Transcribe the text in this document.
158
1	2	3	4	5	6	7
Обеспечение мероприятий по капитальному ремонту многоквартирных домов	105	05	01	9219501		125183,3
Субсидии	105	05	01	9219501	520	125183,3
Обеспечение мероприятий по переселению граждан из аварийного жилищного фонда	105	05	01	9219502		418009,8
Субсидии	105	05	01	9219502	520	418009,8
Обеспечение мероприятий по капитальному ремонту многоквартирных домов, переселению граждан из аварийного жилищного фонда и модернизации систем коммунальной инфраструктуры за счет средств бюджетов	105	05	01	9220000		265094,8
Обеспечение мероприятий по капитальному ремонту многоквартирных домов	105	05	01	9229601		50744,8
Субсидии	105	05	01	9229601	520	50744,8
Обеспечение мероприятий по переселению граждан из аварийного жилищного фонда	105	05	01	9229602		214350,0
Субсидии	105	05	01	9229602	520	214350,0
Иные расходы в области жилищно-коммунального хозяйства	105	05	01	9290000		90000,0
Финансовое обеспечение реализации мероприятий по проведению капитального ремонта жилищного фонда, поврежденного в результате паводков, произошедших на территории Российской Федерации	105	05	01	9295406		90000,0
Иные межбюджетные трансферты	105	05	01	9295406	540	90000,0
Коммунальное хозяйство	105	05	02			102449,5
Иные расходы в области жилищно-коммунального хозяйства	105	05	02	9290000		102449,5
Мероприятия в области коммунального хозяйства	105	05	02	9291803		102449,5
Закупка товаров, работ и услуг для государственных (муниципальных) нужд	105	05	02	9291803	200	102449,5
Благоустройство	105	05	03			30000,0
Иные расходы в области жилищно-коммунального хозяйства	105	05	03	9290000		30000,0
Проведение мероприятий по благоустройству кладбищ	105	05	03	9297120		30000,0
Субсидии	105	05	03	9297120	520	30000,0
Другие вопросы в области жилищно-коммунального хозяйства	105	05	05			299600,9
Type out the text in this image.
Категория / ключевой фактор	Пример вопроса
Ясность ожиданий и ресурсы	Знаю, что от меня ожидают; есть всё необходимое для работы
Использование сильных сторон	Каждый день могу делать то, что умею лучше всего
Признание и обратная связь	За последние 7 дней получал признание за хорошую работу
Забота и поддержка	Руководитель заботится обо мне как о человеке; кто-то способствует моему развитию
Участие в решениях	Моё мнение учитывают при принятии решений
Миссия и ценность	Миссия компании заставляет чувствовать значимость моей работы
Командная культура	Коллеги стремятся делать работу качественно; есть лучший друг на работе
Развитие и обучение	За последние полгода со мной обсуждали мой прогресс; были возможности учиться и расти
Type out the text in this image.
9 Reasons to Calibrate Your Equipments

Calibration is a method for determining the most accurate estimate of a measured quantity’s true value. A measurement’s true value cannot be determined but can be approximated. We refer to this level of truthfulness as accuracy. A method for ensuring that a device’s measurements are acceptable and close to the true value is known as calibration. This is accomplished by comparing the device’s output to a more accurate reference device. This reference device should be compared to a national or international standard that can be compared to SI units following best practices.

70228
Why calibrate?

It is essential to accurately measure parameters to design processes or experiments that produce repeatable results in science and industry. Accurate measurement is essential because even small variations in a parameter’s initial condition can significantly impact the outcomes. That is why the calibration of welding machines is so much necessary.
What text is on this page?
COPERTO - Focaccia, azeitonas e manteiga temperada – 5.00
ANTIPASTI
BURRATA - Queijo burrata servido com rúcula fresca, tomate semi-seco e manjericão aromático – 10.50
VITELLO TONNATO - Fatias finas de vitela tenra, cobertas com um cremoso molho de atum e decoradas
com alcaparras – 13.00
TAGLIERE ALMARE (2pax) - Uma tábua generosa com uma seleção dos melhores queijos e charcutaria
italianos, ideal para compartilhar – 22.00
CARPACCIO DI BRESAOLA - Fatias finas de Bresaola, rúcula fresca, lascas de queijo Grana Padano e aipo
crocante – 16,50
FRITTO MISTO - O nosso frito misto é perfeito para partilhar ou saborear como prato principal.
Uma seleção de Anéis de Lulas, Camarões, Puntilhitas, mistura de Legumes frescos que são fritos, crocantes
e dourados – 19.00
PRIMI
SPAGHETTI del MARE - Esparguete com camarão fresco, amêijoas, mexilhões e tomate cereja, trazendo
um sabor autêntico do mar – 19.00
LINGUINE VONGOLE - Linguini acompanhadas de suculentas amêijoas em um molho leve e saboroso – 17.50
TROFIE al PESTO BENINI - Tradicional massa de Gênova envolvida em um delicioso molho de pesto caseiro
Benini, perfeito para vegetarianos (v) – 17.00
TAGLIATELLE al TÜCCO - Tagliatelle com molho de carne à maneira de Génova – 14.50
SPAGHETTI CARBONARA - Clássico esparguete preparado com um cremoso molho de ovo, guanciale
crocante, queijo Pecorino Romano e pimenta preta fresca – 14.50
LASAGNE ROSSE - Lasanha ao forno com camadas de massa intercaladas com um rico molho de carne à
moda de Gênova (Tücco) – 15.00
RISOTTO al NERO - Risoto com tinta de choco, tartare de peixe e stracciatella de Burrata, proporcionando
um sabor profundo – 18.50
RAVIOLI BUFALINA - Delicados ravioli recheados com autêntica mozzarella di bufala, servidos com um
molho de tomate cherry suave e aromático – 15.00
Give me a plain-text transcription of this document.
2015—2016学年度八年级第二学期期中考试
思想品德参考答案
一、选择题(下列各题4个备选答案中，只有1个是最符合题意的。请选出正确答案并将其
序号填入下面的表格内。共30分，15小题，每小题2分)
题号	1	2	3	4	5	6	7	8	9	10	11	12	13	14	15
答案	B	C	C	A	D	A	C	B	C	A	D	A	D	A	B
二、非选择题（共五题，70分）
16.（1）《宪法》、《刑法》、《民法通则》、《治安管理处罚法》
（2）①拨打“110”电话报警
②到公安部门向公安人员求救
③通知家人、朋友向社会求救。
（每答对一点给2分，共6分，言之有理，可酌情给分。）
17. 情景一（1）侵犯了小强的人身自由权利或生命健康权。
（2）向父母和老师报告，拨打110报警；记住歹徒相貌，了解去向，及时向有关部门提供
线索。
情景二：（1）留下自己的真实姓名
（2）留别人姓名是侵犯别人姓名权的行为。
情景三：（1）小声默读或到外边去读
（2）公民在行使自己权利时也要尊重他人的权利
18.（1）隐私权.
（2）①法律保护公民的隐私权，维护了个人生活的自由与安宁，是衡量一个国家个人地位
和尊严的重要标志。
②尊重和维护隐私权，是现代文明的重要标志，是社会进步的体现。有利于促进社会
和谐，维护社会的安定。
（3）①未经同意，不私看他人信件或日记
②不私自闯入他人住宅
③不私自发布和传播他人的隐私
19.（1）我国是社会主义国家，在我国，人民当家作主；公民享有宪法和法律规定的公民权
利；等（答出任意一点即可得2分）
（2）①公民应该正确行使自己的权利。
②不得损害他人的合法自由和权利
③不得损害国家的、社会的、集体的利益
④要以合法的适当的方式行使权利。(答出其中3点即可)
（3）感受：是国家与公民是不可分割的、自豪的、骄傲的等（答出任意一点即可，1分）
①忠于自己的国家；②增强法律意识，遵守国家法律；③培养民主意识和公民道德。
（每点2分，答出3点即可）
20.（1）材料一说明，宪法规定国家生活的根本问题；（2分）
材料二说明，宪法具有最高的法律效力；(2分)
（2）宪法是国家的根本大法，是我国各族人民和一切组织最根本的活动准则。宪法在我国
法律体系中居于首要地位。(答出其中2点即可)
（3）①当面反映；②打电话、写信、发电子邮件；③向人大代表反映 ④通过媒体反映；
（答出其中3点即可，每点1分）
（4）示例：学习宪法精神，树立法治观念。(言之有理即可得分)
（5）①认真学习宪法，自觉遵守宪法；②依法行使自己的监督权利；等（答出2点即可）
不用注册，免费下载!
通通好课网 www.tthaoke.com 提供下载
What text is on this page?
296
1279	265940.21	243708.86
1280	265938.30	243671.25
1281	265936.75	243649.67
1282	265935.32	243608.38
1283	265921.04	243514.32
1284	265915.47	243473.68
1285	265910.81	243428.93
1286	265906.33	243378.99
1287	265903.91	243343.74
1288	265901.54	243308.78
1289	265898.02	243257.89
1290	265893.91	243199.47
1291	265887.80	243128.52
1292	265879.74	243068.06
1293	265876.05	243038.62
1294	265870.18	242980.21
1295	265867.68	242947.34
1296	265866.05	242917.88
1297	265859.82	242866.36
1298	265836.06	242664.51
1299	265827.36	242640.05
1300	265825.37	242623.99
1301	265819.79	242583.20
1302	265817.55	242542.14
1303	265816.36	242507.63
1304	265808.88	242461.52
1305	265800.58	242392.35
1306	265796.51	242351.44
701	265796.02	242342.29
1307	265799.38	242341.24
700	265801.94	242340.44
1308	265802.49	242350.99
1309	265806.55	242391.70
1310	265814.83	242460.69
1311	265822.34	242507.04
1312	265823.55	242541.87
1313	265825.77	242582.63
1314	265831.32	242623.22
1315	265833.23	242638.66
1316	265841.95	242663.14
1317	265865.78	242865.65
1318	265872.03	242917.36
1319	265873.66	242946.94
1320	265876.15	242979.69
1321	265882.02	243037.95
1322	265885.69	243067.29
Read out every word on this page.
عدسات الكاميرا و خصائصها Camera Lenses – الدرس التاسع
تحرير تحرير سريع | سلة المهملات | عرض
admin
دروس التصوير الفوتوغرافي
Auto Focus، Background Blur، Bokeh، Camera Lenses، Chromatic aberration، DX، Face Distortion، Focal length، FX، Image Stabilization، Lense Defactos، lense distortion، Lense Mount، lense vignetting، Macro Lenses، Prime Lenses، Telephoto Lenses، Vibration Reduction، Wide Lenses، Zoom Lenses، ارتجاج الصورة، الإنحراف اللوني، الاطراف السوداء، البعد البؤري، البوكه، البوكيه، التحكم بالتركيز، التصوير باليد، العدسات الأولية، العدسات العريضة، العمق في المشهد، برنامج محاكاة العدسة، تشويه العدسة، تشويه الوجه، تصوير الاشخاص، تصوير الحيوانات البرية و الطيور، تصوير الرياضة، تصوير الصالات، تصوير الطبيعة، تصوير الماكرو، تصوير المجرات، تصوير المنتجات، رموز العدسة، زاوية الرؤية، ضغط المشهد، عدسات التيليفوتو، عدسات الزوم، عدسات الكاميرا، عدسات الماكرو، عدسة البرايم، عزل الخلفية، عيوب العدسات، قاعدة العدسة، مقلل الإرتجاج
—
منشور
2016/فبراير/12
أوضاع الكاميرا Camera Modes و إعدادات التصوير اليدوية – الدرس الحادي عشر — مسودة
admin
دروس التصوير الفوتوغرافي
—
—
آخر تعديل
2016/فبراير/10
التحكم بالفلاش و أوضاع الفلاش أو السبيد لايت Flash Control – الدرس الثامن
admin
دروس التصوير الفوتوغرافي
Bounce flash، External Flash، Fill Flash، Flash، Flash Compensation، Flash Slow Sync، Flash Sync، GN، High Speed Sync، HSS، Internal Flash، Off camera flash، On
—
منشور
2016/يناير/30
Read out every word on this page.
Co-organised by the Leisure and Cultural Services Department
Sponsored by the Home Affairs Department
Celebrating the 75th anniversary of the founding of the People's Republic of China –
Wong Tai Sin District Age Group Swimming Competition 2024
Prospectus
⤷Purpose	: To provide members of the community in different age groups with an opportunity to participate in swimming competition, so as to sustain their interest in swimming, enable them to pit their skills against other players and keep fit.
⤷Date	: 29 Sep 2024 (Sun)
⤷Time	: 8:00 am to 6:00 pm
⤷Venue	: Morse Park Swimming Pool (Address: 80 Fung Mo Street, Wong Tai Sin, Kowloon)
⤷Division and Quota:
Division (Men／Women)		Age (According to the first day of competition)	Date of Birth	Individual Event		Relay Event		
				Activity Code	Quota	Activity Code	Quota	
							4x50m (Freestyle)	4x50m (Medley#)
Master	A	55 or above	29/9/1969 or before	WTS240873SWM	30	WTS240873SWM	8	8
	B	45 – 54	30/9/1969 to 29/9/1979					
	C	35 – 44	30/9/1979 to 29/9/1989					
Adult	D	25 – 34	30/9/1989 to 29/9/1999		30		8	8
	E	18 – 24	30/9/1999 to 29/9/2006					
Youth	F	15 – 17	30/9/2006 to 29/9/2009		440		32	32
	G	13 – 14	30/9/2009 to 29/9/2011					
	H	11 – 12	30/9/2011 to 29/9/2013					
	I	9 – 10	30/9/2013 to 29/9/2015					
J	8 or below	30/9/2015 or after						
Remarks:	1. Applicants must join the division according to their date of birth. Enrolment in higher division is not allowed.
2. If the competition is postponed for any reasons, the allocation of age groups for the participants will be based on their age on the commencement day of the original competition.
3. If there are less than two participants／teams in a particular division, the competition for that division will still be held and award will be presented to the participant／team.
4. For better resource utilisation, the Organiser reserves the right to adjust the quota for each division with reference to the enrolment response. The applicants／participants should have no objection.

| Work to be completed |
Above are the records. Copy every line in them holding "Department".

| Task answer |
Co-organised by the Leisure and Cultural Services Department
Sponsored by the Home Affairs Department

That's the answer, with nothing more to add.